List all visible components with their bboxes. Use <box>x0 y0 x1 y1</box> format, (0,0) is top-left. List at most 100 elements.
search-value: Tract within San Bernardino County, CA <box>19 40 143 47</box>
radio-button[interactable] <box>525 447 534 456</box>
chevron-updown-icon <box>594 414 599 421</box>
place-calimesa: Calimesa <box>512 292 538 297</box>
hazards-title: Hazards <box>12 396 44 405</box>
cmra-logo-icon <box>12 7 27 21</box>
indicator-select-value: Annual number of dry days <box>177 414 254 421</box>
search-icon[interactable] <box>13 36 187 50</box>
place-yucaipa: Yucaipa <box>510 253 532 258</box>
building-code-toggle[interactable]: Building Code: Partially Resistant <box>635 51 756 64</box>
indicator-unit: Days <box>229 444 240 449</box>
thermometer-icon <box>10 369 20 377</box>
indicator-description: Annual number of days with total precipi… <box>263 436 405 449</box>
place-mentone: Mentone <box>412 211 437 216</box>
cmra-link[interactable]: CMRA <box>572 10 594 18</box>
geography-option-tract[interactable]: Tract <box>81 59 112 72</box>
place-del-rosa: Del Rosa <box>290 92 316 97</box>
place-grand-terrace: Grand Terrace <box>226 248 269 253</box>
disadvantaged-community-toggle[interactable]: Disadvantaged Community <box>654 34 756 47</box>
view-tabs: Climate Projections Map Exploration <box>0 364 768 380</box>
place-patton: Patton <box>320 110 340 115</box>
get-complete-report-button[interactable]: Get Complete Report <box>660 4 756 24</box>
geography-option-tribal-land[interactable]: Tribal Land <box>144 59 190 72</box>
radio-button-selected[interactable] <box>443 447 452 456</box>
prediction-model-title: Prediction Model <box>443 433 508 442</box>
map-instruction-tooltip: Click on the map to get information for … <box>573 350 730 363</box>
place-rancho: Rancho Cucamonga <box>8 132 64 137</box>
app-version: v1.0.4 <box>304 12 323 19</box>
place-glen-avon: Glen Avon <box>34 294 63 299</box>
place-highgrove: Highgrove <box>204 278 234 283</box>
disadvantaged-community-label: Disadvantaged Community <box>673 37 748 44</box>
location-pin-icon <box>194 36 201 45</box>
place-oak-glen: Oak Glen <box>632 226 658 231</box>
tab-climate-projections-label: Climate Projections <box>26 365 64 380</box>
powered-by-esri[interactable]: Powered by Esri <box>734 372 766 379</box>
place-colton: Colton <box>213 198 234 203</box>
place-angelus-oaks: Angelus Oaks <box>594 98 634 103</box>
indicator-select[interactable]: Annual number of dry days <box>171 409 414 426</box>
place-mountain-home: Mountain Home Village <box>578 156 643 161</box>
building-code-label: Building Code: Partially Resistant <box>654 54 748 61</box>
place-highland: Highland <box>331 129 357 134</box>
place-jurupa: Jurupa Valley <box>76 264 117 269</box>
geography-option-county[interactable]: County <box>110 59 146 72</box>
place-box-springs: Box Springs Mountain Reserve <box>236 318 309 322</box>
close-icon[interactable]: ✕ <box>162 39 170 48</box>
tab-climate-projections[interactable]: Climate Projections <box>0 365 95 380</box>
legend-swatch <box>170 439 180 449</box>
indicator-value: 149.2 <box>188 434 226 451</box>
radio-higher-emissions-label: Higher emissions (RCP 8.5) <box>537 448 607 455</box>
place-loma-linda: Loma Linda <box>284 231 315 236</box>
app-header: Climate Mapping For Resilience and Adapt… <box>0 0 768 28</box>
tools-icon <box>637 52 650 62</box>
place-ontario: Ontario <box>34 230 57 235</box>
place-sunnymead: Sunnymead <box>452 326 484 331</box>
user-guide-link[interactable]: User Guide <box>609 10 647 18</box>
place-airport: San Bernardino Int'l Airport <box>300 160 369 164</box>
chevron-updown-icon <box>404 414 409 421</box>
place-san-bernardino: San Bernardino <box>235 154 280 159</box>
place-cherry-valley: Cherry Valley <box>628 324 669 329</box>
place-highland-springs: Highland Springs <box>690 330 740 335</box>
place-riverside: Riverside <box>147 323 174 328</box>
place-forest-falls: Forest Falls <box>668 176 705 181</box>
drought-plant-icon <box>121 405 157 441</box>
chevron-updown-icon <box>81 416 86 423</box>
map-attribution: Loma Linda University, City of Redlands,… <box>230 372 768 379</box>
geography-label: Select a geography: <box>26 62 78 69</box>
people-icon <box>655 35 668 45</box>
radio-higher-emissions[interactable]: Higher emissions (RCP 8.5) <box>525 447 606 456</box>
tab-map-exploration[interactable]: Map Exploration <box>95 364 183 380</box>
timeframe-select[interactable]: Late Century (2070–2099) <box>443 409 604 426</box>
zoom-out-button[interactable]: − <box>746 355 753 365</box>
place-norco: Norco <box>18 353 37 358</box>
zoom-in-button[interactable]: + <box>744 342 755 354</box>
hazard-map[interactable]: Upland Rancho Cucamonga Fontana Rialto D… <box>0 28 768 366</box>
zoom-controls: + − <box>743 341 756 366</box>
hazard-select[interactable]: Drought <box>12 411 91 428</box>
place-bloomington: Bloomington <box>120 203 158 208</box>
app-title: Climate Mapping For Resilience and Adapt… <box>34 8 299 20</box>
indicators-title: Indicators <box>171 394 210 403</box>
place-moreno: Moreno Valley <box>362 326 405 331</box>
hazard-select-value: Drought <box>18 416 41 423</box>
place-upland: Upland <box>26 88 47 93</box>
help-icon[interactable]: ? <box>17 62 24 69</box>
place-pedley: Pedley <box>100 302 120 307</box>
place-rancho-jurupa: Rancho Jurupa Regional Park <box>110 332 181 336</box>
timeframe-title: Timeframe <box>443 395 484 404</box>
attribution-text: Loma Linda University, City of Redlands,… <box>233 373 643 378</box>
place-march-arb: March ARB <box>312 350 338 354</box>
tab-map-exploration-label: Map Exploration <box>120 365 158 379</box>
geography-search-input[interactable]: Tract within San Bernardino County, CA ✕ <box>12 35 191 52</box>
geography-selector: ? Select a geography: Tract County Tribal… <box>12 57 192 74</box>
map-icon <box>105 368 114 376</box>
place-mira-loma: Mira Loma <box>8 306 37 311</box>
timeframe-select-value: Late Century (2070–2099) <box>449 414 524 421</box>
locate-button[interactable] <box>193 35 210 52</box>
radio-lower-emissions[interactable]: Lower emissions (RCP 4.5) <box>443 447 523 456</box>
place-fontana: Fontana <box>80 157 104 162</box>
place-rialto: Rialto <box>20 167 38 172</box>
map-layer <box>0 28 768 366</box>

• • • •

PROBLEM: Copy all of the rows above again, swapping "dry days" for "wet days" and leaving everything else unchanged.

EXERCISE ANSWER:
List all visible components with their bboxes. Use <box>x0 y0 x1 y1</box> format, (0,0) is top-left. List at most 100 elements.
search-value: Tract within San Bernardino County, CA <box>19 40 143 47</box>
radio-button[interactable] <box>525 447 534 456</box>
chevron-updown-icon <box>594 414 599 421</box>
place-calimesa: Calimesa <box>512 292 538 297</box>
hazards-title: Hazards <box>12 396 44 405</box>
cmra-logo-icon <box>12 7 27 21</box>
indicator-select-value: Annual number of wet days <box>177 414 254 421</box>
search-icon[interactable] <box>13 36 187 50</box>
place-yucaipa: Yucaipa <box>510 253 532 258</box>
building-code-toggle[interactable]: Building Code: Partially Resistant <box>635 51 756 64</box>
indicator-unit: Days <box>229 444 240 449</box>
thermometer-icon <box>10 369 20 377</box>
indicator-description: Annual number of days with total precipi… <box>263 436 405 449</box>
place-mentone: Mentone <box>412 211 437 216</box>
cmra-link[interactable]: CMRA <box>572 10 594 18</box>
geography-option-tract[interactable]: Tract <box>81 59 112 72</box>
place-del-rosa: Del Rosa <box>290 92 316 97</box>
place-grand-terrace: Grand Terrace <box>226 248 269 253</box>
disadvantaged-community-toggle[interactable]: Disadvantaged Community <box>654 34 756 47</box>
view-tabs: Climate Projections Map Exploration <box>0 364 768 380</box>
place-patton: Patton <box>320 110 340 115</box>
get-complete-report-button[interactable]: Get Complete Report <box>660 4 756 24</box>
geography-option-tribal-land[interactable]: Tribal Land <box>144 59 190 72</box>
radio-button-selected[interactable] <box>443 447 452 456</box>
prediction-model-title: Prediction Model <box>443 433 508 442</box>
map-instruction-tooltip: Click on the map to get information for … <box>573 350 730 363</box>
place-rancho: Rancho Cucamonga <box>8 132 64 137</box>
app-version: v1.0.4 <box>304 12 323 19</box>
place-glen-avon: Glen Avon <box>34 294 63 299</box>
place-highgrove: Highgrove <box>204 278 234 283</box>
disadvantaged-community-label: Disadvantaged Community <box>673 37 748 44</box>
location-pin-icon <box>194 36 201 45</box>
place-oak-glen: Oak Glen <box>632 226 658 231</box>
tab-climate-projections-label: Climate Projections <box>26 365 64 380</box>
powered-by-esri[interactable]: Powered by Esri <box>734 372 766 379</box>
place-colton: Colton <box>213 198 234 203</box>
place-angelus-oaks: Angelus Oaks <box>594 98 634 103</box>
indicator-select[interactable]: Annual number of wet days <box>171 409 414 426</box>
place-mountain-home: Mountain Home Village <box>578 156 643 161</box>
building-code-label: Building Code: Partially Resistant <box>654 54 748 61</box>
place-highland: Highland <box>331 129 357 134</box>
place-jurupa: Jurupa Valley <box>76 264 117 269</box>
geography-option-county[interactable]: County <box>110 59 146 72</box>
place-box-springs: Box Springs Mountain Reserve <box>236 318 309 322</box>
close-icon[interactable]: ✕ <box>162 39 170 48</box>
tab-climate-projections[interactable]: Climate Projections <box>0 365 95 380</box>
legend-swatch <box>170 439 180 449</box>
indicator-value: 149.2 <box>188 434 226 451</box>
radio-higher-emissions-label: Higher emissions (RCP 8.5) <box>537 448 607 455</box>
place-loma-linda: Loma Linda <box>284 231 315 236</box>
app-header: Climate Mapping For Resilience and Adapt… <box>0 0 768 28</box>
tools-icon <box>637 52 650 62</box>
place-ontario: Ontario <box>34 230 57 235</box>
place-sunnymead: Sunnymead <box>452 326 484 331</box>
user-guide-link[interactable]: User Guide <box>609 10 647 18</box>
place-airport: San Bernardino Int'l Airport <box>300 160 369 164</box>
chevron-updown-icon <box>404 414 409 421</box>
place-san-bernardino: San Bernardino <box>235 154 280 159</box>
place-cherry-valley: Cherry Valley <box>628 324 669 329</box>
place-highland-springs: Highland Springs <box>690 330 740 335</box>
place-riverside: Riverside <box>147 323 174 328</box>
place-forest-falls: Forest Falls <box>668 176 705 181</box>
drought-plant-icon <box>121 405 157 441</box>
chevron-updown-icon <box>81 416 86 423</box>
map-attribution: Loma Linda University, City of Redlands,… <box>230 372 768 379</box>
geography-label: Select a geography: <box>26 62 78 69</box>
people-icon <box>655 35 668 45</box>
radio-higher-emissions[interactable]: Higher emissions (RCP 8.5) <box>525 447 606 456</box>
tab-map-exploration[interactable]: Map Exploration <box>95 364 183 380</box>
timeframe-select[interactable]: Late Century (2070–2099) <box>443 409 604 426</box>
zoom-out-button[interactable]: − <box>746 355 753 365</box>
place-norco: Norco <box>18 353 37 358</box>
zoom-in-button[interactable]: + <box>744 342 755 354</box>
hazard-map[interactable]: Upland Rancho Cucamonga Fontana Rialto D… <box>0 28 768 366</box>
zoom-controls: + − <box>743 341 756 366</box>
hazard-select[interactable]: Drought <box>12 411 91 428</box>
place-bloomington: Bloomington <box>120 203 158 208</box>
app-title: Climate Mapping For Resilience and Adapt… <box>34 8 299 20</box>
indicators-title: Indicators <box>171 394 210 403</box>
place-moreno: Moreno Valley <box>362 326 405 331</box>
hazard-select-value: Drought <box>18 416 41 423</box>
place-upland: Upland <box>26 88 47 93</box>
help-icon[interactable]: ? <box>17 62 24 69</box>
place-pedley: Pedley <box>100 302 120 307</box>
place-rancho-jurupa: Rancho Jurupa Regional Park <box>110 332 181 336</box>
timeframe-title: Timeframe <box>443 395 484 404</box>
attribution-text: Loma Linda University, City of Redlands,… <box>233 373 643 378</box>
place-march-arb: March ARB <box>312 350 338 354</box>
tab-map-exploration-label: Map Exploration <box>120 365 158 379</box>
geography-search-input[interactable]: Tract within San Bernardino County, CA ✕ <box>12 35 191 52</box>
geography-selector: ? Select a geography: Tract County Tribal… <box>12 57 192 74</box>
map-icon <box>105 368 114 376</box>
place-mira-loma: Mira Loma <box>8 306 37 311</box>
timeframe-select-value: Late Century (2070–2099) <box>449 414 524 421</box>
locate-button[interactable] <box>193 35 210 52</box>
radio-lower-emissions[interactable]: Lower emissions (RCP 4.5) <box>443 447 523 456</box>
place-fontana: Fontana <box>80 157 104 162</box>
place-rialto: Rialto <box>20 167 38 172</box>
map-layer <box>0 28 768 366</box>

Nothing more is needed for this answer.